_Do this:_ State how many lines of the entries hold the string "person", and output nothing but that count.

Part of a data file
□ □ □

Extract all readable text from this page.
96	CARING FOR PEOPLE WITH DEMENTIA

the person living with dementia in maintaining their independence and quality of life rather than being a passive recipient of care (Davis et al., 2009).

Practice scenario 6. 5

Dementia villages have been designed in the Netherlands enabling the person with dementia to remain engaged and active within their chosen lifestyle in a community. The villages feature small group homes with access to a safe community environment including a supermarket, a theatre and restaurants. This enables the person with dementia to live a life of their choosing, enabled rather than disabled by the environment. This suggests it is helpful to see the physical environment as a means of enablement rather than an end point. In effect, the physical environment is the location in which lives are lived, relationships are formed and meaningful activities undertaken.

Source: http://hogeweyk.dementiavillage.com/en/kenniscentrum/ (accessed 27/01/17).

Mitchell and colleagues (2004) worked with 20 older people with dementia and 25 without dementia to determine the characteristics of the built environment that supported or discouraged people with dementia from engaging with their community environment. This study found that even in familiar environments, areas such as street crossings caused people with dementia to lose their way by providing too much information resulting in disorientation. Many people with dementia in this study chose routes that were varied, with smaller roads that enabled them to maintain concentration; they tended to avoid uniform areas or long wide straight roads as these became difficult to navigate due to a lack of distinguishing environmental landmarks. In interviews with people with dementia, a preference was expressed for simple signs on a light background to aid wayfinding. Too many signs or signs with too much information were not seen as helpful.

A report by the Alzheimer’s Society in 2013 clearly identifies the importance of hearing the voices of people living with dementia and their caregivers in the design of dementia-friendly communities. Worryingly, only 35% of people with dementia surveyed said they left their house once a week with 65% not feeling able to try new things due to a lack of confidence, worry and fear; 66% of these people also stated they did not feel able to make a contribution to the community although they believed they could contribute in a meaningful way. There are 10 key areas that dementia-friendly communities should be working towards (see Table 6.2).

□ □ □

_Solution for this task:_ 2